WHAT YOU WILL DO -
State the number of lines where "FXCM" appears. Add nothing else.

ENTRIES SUPPLIED -

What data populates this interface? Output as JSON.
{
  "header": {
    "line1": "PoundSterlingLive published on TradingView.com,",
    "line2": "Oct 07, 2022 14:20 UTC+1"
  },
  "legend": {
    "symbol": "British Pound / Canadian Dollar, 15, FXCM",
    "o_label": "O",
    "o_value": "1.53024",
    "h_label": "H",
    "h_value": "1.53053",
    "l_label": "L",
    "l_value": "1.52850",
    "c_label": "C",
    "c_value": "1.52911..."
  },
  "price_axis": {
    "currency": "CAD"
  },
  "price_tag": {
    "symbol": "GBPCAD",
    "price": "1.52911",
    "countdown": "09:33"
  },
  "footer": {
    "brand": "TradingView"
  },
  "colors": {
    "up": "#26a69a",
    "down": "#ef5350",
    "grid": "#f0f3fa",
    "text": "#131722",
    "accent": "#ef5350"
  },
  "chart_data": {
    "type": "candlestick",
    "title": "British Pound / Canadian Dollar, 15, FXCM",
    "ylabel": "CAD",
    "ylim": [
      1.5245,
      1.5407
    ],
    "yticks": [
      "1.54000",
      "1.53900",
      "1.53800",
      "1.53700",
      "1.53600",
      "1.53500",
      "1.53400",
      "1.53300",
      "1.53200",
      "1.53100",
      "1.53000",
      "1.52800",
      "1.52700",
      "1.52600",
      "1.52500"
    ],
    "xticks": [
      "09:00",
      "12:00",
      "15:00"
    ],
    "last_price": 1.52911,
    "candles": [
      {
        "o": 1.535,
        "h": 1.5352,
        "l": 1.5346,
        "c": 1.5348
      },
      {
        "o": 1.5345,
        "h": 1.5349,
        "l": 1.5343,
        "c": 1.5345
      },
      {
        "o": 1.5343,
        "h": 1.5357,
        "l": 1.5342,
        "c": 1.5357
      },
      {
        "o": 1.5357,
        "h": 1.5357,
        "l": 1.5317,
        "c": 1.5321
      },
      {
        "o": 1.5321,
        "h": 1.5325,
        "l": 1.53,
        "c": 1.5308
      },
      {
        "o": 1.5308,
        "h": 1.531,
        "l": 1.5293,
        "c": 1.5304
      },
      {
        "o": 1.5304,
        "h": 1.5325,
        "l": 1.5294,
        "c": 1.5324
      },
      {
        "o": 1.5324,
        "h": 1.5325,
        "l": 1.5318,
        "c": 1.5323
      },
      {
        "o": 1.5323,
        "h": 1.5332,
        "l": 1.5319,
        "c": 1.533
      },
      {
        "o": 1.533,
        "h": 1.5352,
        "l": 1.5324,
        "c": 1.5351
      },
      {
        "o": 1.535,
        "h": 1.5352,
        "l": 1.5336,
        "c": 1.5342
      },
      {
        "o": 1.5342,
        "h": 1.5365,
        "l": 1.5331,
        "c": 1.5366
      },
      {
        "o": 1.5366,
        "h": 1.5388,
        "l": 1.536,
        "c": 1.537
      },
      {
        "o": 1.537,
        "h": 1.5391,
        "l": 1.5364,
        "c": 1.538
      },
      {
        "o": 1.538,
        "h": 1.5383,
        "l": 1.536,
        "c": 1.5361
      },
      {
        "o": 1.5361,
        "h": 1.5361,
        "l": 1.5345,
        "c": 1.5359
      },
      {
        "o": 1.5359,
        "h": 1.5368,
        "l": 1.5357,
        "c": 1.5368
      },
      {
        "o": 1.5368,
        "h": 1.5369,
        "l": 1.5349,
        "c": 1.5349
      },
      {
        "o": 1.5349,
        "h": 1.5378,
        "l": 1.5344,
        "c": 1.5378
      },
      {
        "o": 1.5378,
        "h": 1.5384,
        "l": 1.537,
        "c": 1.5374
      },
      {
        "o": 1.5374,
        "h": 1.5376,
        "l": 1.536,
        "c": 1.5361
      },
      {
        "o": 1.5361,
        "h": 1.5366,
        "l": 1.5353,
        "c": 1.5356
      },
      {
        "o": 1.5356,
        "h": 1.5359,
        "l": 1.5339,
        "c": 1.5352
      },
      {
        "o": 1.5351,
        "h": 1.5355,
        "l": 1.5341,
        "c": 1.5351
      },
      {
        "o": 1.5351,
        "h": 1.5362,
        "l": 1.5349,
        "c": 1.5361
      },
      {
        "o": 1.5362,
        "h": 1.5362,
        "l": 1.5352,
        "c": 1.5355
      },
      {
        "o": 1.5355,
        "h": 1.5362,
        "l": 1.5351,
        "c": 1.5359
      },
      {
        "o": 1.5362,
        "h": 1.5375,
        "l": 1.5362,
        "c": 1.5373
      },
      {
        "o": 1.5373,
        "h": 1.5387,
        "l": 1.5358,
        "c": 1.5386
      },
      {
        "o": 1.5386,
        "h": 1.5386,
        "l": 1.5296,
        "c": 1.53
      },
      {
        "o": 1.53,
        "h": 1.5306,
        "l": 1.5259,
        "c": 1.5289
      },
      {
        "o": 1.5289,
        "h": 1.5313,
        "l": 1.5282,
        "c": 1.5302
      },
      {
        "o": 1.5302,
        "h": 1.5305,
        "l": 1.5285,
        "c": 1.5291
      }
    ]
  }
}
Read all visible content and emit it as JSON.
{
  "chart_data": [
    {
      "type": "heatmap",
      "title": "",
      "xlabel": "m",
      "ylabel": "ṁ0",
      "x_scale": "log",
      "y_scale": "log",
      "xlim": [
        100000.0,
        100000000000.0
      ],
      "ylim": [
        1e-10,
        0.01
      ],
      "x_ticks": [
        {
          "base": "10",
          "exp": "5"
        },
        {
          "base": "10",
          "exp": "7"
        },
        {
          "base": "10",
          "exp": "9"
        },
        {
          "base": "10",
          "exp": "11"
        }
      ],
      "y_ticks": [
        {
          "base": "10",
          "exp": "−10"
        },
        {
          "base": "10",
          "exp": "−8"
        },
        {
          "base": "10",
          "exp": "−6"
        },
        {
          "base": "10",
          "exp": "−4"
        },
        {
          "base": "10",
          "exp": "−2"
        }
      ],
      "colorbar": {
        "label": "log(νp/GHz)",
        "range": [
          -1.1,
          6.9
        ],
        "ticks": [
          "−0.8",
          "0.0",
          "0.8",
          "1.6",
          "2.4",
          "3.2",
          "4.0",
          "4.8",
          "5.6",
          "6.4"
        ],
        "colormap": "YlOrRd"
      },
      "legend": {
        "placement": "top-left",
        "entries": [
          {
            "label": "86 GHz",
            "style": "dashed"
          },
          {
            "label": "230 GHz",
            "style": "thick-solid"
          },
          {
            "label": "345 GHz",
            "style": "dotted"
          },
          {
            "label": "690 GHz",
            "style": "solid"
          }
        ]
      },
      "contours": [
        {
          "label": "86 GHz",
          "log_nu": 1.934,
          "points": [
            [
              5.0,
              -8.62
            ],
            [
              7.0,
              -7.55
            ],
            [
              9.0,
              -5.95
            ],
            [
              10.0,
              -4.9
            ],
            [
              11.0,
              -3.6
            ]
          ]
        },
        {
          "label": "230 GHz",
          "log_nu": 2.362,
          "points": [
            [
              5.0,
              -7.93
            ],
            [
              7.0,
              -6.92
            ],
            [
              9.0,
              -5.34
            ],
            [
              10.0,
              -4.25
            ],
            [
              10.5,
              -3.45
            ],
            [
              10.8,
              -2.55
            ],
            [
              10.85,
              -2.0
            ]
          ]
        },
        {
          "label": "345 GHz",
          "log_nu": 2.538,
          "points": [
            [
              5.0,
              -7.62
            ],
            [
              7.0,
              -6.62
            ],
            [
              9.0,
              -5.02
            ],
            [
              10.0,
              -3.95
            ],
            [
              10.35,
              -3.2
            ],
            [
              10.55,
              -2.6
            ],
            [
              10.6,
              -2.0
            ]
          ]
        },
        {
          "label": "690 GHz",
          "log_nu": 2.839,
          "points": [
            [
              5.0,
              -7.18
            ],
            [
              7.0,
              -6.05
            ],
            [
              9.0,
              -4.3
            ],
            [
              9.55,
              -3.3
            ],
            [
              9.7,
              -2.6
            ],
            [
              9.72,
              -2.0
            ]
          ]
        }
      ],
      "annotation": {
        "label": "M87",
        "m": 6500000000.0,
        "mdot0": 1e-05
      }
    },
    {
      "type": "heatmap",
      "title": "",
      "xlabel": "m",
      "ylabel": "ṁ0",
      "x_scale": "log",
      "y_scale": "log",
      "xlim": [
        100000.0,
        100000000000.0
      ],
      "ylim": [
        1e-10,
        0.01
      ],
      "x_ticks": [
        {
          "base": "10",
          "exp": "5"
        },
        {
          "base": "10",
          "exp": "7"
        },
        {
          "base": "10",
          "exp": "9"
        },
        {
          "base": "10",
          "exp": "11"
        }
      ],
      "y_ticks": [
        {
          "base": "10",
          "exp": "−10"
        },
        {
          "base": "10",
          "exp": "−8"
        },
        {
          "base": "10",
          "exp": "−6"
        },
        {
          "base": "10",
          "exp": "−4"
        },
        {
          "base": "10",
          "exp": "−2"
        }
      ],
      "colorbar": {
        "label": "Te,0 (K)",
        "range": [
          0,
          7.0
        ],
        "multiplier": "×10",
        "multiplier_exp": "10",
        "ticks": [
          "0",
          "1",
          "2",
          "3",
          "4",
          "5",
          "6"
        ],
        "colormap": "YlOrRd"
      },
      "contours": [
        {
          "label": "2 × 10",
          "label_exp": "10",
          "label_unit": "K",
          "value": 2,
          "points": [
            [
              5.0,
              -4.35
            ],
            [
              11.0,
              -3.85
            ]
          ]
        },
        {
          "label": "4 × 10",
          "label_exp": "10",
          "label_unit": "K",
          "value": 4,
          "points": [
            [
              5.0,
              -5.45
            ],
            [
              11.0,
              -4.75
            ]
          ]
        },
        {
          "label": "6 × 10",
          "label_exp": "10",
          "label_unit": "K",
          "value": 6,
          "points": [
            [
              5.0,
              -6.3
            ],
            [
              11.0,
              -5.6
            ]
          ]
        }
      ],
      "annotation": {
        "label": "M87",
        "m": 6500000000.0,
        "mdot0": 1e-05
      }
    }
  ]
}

EXERCISE RESPONSE -
2